WRITTEN PROBLEM: Answer with one number only: the number of lines that contain "الإيمان".

SUPPLIED DATA:
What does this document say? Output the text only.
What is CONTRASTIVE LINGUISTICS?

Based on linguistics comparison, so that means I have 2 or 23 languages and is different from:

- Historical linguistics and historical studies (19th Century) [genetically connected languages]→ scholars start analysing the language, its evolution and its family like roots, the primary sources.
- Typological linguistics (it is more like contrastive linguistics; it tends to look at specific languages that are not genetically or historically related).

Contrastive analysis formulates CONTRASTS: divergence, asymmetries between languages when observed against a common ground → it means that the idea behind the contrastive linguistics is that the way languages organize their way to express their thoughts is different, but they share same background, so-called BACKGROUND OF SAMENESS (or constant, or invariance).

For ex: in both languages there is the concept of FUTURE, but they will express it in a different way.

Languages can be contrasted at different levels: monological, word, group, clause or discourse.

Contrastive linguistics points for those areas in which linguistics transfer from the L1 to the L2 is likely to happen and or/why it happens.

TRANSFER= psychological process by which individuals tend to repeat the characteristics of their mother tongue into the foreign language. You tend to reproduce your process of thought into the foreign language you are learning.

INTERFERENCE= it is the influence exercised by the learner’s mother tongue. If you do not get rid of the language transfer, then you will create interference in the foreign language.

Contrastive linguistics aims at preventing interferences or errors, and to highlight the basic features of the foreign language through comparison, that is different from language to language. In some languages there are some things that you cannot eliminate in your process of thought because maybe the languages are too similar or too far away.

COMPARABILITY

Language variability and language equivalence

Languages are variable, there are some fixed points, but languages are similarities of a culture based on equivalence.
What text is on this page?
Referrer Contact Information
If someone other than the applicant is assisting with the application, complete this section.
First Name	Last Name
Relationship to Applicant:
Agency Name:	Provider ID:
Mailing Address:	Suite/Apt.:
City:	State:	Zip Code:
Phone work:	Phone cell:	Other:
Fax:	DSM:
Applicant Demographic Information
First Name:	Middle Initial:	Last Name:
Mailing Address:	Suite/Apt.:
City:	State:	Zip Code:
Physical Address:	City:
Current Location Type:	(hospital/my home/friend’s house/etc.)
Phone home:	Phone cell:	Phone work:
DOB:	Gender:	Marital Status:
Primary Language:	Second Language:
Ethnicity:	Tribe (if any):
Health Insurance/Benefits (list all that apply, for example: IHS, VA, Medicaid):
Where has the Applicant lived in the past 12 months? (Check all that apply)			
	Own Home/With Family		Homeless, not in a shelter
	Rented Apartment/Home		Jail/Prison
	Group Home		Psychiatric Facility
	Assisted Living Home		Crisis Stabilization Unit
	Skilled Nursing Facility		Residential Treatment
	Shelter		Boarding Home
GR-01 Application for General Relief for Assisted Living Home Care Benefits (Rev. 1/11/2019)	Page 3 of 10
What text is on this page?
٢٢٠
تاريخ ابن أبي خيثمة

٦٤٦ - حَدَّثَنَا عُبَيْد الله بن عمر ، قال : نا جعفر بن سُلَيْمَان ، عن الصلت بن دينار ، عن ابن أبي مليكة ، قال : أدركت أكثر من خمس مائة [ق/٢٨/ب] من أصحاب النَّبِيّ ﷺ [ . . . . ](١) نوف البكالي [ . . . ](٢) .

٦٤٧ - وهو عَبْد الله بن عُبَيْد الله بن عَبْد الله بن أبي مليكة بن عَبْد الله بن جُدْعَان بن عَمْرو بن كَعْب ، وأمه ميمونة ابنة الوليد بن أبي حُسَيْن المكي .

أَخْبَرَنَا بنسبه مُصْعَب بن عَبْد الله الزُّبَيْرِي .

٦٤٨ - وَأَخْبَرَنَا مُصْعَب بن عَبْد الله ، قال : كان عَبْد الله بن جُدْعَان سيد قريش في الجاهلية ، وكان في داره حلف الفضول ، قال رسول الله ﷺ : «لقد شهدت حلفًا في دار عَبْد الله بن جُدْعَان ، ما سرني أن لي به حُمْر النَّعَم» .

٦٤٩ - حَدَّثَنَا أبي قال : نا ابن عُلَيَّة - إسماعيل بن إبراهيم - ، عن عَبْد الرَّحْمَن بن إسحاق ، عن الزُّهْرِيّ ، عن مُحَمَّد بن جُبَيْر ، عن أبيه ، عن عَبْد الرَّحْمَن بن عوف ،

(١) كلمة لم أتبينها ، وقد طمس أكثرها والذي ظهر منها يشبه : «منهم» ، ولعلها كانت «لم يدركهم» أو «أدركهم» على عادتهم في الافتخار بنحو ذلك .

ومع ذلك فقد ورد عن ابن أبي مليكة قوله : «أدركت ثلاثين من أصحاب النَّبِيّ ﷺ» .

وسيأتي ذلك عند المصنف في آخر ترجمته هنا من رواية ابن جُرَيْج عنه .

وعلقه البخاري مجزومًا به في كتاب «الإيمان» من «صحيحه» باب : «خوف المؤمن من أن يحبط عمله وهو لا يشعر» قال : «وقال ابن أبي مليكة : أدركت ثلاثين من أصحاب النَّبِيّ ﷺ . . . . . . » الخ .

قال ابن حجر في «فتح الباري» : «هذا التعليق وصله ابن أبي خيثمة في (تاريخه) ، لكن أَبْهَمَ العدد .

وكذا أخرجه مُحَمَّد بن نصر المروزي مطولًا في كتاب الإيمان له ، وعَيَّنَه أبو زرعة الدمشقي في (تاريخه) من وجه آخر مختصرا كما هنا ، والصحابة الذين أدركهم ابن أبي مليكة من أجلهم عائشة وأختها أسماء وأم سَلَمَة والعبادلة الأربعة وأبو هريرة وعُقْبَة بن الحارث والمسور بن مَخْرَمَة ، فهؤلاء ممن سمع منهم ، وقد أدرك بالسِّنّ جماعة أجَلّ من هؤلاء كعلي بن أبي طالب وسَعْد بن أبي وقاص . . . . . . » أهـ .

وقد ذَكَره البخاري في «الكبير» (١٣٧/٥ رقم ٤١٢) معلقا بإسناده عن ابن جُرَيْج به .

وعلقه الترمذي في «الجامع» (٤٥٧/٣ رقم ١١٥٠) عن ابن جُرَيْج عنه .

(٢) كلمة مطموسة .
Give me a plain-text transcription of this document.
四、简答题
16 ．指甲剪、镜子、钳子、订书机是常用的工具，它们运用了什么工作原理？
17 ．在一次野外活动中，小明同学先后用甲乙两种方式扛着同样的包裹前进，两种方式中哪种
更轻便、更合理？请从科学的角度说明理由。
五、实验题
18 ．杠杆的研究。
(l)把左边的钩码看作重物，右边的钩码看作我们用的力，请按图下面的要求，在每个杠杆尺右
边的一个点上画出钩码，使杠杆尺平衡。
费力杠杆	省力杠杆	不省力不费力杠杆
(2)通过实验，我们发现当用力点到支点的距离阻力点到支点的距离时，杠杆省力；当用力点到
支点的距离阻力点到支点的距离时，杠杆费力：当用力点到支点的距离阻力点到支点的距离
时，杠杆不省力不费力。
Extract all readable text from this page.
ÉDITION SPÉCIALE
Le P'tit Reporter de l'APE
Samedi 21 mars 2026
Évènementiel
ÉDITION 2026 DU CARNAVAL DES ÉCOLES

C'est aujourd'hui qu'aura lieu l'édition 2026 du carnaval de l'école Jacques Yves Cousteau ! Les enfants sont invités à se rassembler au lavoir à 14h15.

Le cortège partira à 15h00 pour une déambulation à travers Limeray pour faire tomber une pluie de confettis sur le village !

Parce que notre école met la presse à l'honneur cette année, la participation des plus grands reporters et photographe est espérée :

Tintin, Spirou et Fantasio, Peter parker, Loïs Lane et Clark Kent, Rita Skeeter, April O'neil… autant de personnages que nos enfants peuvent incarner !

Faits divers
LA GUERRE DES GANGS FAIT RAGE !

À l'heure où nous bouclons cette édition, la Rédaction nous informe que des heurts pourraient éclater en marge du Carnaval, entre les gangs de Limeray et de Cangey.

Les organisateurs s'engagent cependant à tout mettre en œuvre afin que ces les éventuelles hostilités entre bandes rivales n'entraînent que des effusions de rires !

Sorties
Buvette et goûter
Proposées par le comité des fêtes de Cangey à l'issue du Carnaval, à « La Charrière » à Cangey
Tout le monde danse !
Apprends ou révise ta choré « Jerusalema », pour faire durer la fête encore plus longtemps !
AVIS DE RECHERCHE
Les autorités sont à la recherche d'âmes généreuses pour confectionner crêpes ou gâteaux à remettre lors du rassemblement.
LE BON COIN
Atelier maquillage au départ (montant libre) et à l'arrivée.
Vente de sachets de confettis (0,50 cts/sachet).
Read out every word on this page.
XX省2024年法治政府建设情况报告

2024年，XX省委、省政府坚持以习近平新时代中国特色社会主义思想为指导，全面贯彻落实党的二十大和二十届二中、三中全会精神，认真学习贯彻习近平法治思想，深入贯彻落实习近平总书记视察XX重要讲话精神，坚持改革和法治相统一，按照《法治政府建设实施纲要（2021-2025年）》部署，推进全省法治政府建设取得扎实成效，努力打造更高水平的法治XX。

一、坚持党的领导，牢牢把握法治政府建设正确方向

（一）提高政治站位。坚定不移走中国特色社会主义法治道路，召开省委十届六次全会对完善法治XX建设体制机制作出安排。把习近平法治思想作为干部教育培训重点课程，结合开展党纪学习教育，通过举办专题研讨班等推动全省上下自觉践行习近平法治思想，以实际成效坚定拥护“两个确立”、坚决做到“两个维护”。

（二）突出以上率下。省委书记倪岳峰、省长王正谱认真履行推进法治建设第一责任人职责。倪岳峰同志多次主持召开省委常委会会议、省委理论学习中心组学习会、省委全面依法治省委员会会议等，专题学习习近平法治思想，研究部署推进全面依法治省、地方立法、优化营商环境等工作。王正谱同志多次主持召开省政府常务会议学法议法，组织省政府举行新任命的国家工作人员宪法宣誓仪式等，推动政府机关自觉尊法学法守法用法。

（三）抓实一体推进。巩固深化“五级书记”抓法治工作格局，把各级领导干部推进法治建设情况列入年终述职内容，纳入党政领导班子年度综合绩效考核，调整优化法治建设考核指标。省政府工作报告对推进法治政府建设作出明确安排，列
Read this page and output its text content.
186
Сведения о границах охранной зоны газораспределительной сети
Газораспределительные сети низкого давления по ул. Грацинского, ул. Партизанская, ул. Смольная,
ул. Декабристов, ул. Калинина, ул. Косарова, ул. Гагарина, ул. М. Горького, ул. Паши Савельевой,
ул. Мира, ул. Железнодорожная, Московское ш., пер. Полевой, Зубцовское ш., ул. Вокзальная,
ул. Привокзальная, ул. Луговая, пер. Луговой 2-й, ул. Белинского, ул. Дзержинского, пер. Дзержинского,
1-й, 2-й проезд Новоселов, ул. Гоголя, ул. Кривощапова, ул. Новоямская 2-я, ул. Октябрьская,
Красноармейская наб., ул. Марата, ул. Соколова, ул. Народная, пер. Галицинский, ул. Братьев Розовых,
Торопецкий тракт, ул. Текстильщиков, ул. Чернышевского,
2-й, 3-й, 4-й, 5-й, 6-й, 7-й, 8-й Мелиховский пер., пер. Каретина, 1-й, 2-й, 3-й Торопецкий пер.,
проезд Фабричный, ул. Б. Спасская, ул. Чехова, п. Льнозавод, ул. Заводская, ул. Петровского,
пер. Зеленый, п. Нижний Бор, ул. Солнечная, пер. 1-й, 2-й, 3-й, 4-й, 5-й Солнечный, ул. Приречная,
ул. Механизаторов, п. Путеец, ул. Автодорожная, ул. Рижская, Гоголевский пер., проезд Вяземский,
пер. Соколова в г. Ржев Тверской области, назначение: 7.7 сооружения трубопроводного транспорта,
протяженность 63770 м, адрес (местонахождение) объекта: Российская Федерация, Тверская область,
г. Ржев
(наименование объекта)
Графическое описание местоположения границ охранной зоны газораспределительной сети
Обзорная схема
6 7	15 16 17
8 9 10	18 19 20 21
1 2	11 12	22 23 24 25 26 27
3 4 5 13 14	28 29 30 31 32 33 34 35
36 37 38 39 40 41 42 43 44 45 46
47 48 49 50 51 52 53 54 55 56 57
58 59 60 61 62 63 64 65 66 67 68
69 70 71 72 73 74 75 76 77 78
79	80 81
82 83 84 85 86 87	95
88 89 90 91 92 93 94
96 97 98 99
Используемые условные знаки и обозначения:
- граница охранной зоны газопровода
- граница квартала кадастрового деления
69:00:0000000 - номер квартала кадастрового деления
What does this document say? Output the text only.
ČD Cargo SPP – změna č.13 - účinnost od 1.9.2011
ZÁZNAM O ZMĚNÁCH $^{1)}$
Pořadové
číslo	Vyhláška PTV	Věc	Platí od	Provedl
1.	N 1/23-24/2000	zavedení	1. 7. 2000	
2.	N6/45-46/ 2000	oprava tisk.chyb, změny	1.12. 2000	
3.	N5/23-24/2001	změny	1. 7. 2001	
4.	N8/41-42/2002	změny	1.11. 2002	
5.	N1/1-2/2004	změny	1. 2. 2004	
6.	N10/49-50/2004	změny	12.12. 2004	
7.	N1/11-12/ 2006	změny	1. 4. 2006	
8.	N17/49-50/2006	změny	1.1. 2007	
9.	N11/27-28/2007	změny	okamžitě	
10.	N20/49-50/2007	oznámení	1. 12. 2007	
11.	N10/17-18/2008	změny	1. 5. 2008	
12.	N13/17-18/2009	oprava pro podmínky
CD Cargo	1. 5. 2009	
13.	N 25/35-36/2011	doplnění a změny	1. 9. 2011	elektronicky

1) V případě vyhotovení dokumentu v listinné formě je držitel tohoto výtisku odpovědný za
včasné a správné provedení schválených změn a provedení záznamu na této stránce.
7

OUTPUT OF THE EXERCISE: 2